*INSTRUCTIONS FOR THE TASK:*
Quote all of the data that follows exactly as written, skipping the images.

──────── INPUT RECORDS ────────

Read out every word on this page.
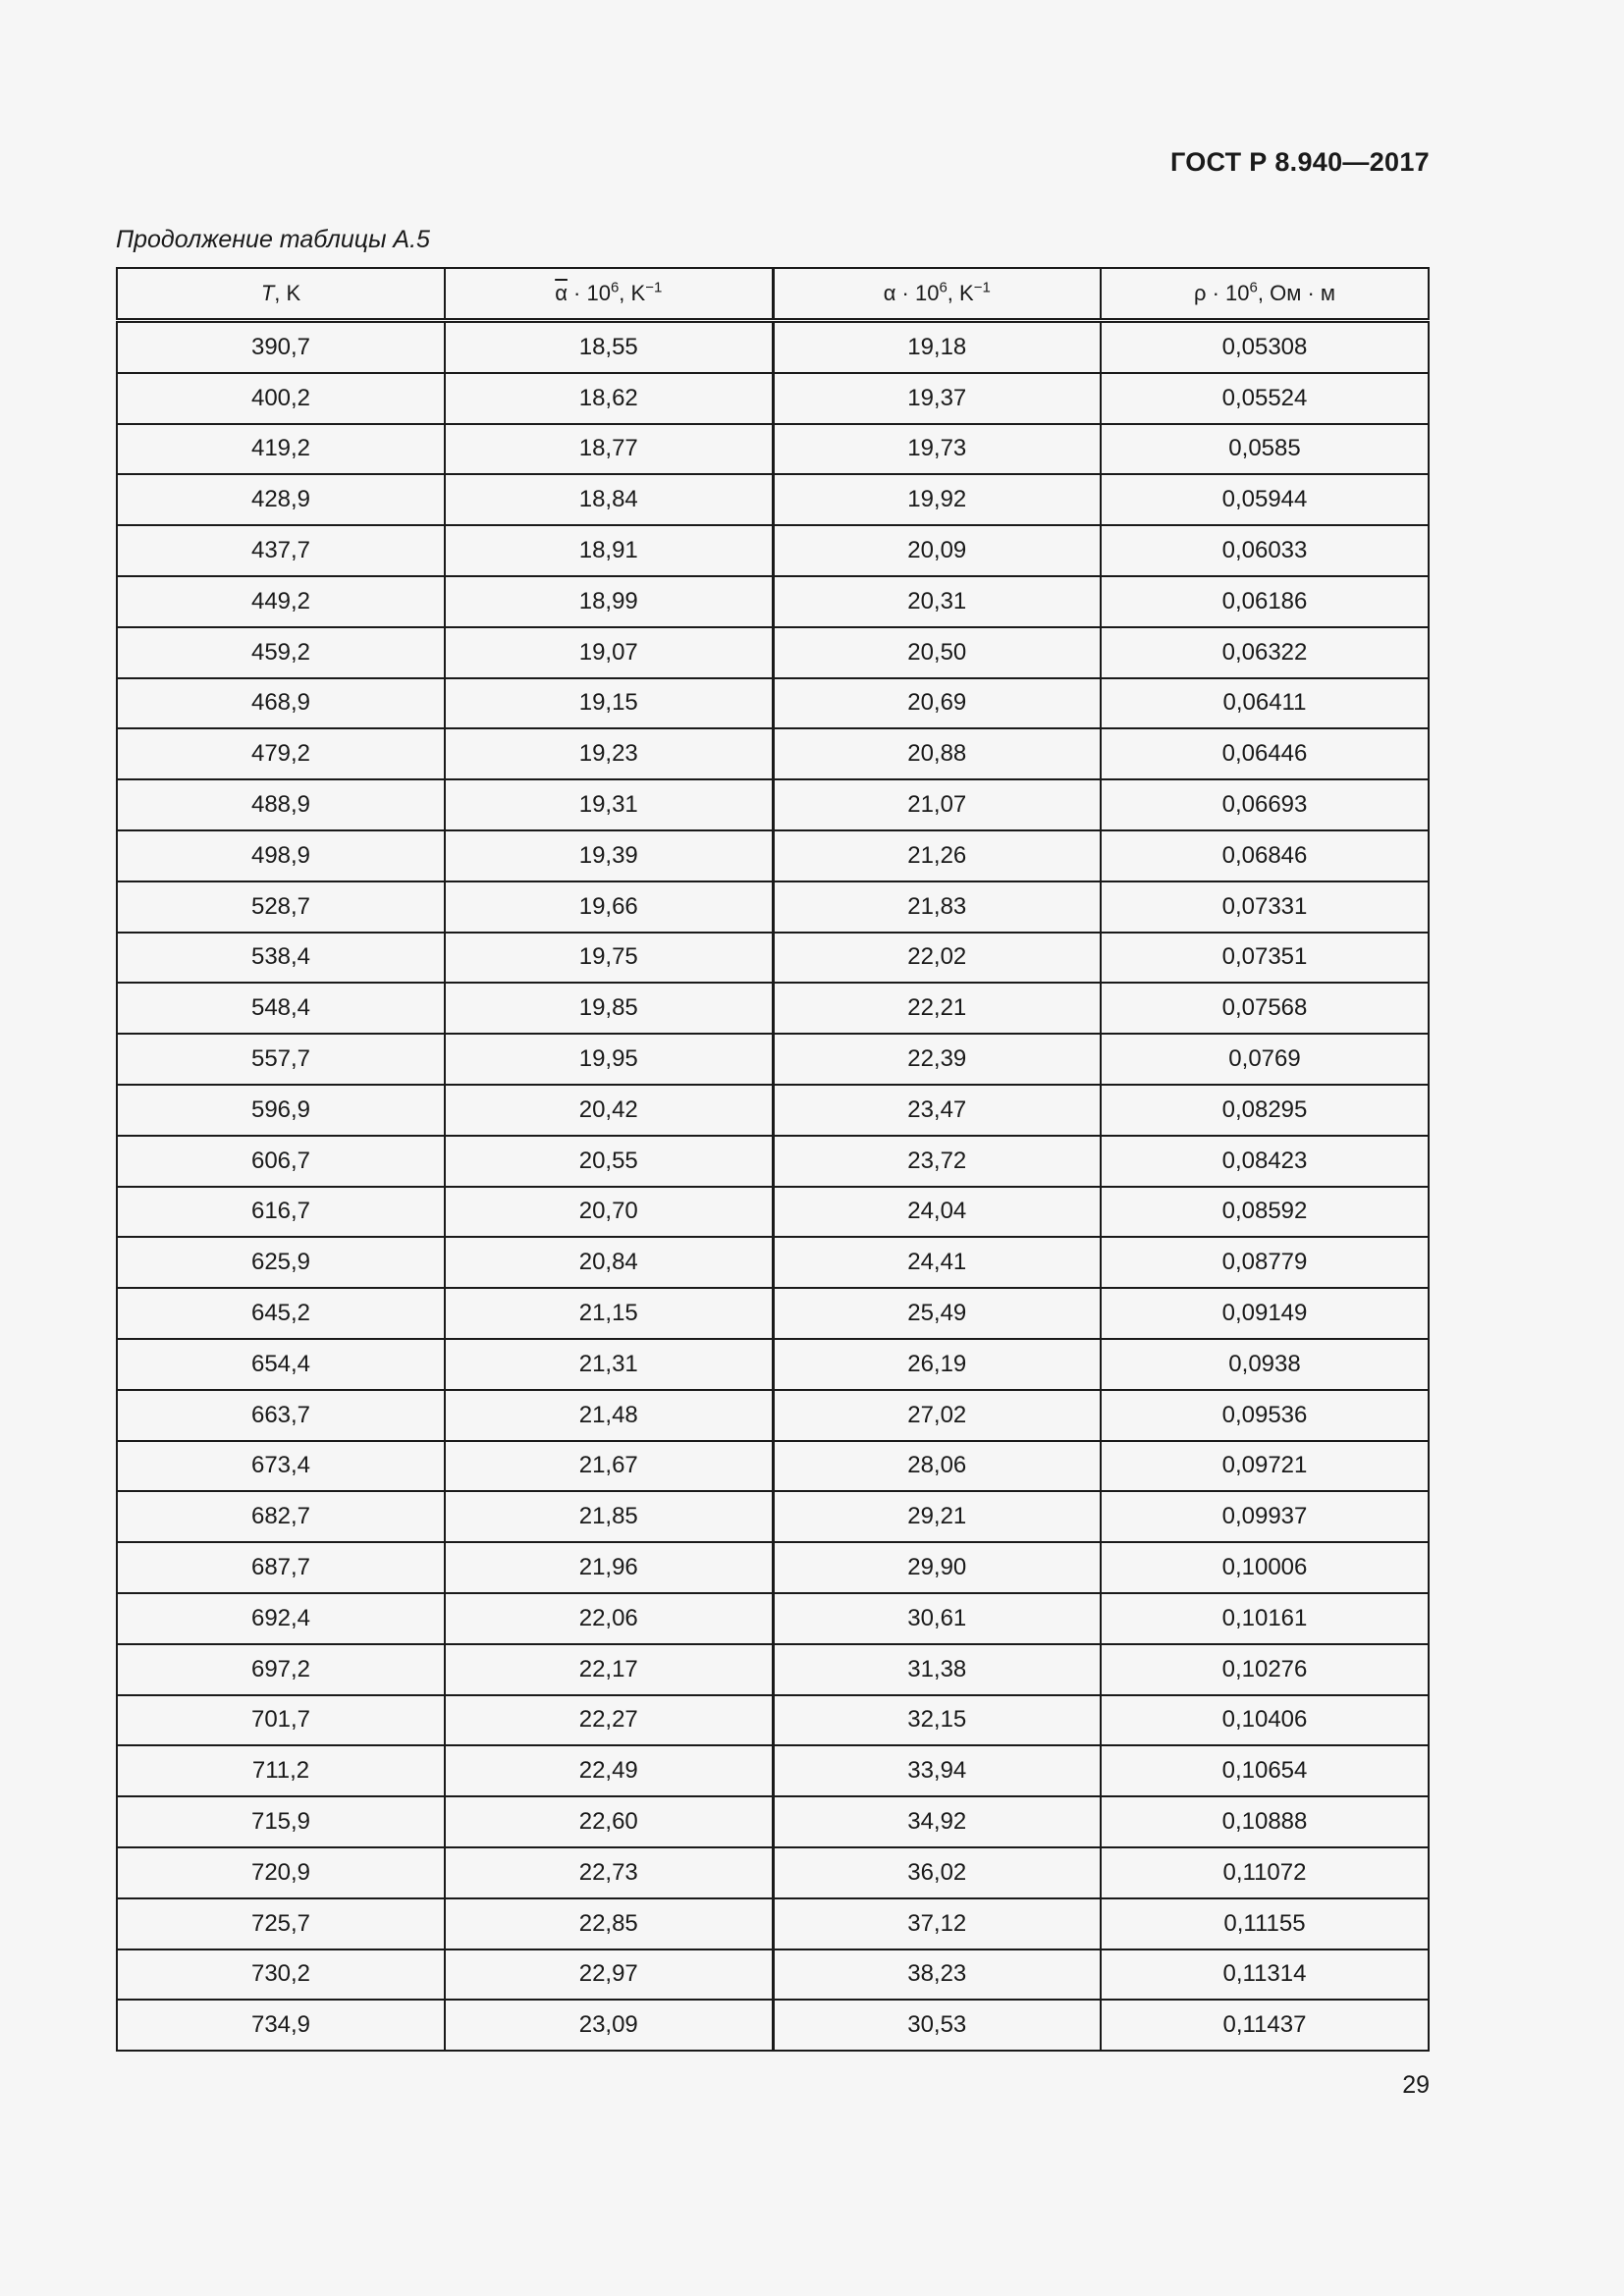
ГОСТ Р 8.940—2017
Продолжение таблицы А.5
T, K	$\overline{\alpha} \cdot 10^6$, $K^{-1}$	$\alpha \cdot 10^6$, $K^{-1}$	$\rho \cdot 10^6$, Ом · м
390,7	18,55	19,18	0,05308
400,2	18,62	19,37	0,05524
419,2	18,77	19,73	0,0585
428,9	18,84	19,92	0,05944
437,7	18,91	20,09	0,06033
449,2	18,99	20,31	0,06186
459,2	19,07	20,50	0,06322
468,9	19,15	20,69	0,06411
479,2	19,23	20,88	0,06446
488,9	19,31	21,07	0,06693
498,9	19,39	21,26	0,06846
528,7	19,66	21,83	0,07331
538,4	19,75	22,02	0,07351
548,4	19,85	22,21	0,07568
557,7	19,95	22,39	0,0769
596,9	20,42	23,47	0,08295
606,7	20,55	23,72	0,08423
616,7	20,70	24,04	0,08592
625,9	20,84	24,41	0,08779
645,2	21,15	25,49	0,09149
654,4	21,31	26,19	0,0938
663,7	21,48	27,02	0,09536
673,4	21,67	28,06	0,09721
682,7	21,85	29,21	0,09937
687,7	21,96	29,90	0,10006
692,4	22,06	30,61	0,10161
697,2	22,17	31,38	0,10276
701,7	22,27	32,15	0,10406
711,2	22,49	33,94	0,10654
715,9	22,60	34,92	0,10888
720,9	22,73	36,02	0,11072
725,7	22,85	37,12	0,11155
730,2	22,97	38,23	0,11314
734,9	23,09	30,53	0,11437
29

────────

*WRITTEN ANSWER:*
Read out every word on this page.
ГОСТ Р 8.940—2017
Продолжение таблицы А.5
T, K	$\overline{\alpha} \cdot 10^6$, $K^{-1}$	$\alpha \cdot 10^6$, $K^{-1}$	$\rho \cdot 10^6$, Ом · м
390,7	18,55	19,18	0,05308
400,2	18,62	19,37	0,05524
419,2	18,77	19,73	0,0585
428,9	18,84	19,92	0,05944
437,7	18,91	20,09	0,06033
449,2	18,99	20,31	0,06186
459,2	19,07	20,50	0,06322
468,9	19,15	20,69	0,06411
479,2	19,23	20,88	0,06446
488,9	19,31	21,07	0,06693
498,9	19,39	21,26	0,06846
528,7	19,66	21,83	0,07331
538,4	19,75	22,02	0,07351
548,4	19,85	22,21	0,07568
557,7	19,95	22,39	0,0769
596,9	20,42	23,47	0,08295
606,7	20,55	23,72	0,08423
616,7	20,70	24,04	0,08592
625,9	20,84	24,41	0,08779
645,2	21,15	25,49	0,09149
654,4	21,31	26,19	0,0938
663,7	21,48	27,02	0,09536
673,4	21,67	28,06	0,09721
682,7	21,85	29,21	0,09937
687,7	21,96	29,90	0,10006
692,4	22,06	30,61	0,10161
697,2	22,17	31,38	0,10276
701,7	22,27	32,15	0,10406
711,2	22,49	33,94	0,10654
715,9	22,60	34,92	0,10888
720,9	22,73	36,02	0,11072
725,7	22,85	37,12	0,11155
730,2	22,97	38,23	0,11314
734,9	23,09	30,53	0,11437
29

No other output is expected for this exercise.